-- START Material for this task --
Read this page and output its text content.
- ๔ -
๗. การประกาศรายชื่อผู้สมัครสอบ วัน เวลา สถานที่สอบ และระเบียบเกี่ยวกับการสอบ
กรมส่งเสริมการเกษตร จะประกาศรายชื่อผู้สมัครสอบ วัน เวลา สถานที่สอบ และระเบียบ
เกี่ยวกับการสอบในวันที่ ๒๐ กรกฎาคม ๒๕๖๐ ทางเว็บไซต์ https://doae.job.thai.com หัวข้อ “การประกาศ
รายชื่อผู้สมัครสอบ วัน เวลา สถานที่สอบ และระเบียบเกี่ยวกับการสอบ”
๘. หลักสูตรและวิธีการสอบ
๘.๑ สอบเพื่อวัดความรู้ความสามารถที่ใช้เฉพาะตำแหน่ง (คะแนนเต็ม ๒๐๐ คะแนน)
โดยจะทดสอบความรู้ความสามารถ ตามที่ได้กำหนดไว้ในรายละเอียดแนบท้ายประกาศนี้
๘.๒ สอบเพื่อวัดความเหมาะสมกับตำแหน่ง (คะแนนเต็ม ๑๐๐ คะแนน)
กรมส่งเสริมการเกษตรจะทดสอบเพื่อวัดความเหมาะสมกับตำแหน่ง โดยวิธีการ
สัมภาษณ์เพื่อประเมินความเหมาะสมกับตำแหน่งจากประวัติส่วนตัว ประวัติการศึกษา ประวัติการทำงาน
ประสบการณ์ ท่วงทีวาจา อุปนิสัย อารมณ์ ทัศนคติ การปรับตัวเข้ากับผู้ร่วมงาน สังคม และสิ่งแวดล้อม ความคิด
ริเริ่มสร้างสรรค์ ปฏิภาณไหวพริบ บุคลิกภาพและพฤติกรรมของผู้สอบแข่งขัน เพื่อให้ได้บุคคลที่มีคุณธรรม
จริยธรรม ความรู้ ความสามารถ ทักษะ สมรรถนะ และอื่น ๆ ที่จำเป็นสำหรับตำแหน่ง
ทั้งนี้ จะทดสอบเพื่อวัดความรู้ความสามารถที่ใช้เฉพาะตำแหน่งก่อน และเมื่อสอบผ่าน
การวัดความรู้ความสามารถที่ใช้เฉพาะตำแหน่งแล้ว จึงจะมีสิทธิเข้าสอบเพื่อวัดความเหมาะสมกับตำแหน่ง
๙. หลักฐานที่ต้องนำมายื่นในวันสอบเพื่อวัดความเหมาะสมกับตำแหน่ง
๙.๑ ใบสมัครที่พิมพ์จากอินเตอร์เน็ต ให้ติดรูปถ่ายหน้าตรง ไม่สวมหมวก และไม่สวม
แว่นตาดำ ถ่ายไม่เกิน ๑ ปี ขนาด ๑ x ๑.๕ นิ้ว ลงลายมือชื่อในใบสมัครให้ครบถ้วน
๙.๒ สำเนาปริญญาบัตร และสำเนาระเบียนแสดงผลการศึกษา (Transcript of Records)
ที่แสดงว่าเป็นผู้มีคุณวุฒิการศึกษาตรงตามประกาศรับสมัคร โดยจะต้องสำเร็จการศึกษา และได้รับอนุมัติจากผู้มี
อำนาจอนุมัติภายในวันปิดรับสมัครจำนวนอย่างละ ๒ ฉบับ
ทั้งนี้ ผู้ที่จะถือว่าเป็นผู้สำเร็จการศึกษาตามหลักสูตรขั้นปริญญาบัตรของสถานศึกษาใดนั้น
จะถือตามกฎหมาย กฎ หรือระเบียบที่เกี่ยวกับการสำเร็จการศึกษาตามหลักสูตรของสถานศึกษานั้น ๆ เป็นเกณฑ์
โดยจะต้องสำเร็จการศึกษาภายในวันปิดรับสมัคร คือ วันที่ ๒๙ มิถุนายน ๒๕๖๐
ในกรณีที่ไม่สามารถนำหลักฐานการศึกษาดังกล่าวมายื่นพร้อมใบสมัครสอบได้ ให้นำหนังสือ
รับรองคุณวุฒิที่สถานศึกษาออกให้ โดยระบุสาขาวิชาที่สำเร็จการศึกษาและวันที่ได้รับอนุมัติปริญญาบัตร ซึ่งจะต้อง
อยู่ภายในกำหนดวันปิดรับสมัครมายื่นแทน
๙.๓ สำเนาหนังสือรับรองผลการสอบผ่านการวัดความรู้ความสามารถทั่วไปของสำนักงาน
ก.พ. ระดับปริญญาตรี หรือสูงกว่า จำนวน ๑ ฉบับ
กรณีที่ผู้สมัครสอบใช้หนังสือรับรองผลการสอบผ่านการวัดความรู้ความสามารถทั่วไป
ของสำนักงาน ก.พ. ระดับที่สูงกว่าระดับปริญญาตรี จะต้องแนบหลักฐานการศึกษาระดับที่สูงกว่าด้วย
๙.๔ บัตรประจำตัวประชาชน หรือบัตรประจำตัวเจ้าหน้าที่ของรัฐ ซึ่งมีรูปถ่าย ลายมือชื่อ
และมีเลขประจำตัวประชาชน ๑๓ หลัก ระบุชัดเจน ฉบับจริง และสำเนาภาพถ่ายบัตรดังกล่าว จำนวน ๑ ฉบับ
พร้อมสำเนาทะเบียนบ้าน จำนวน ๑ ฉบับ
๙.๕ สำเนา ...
-- END Material for this task --
Determine how many lines of the listing above include the word "ญญาตร", and report that number only.

2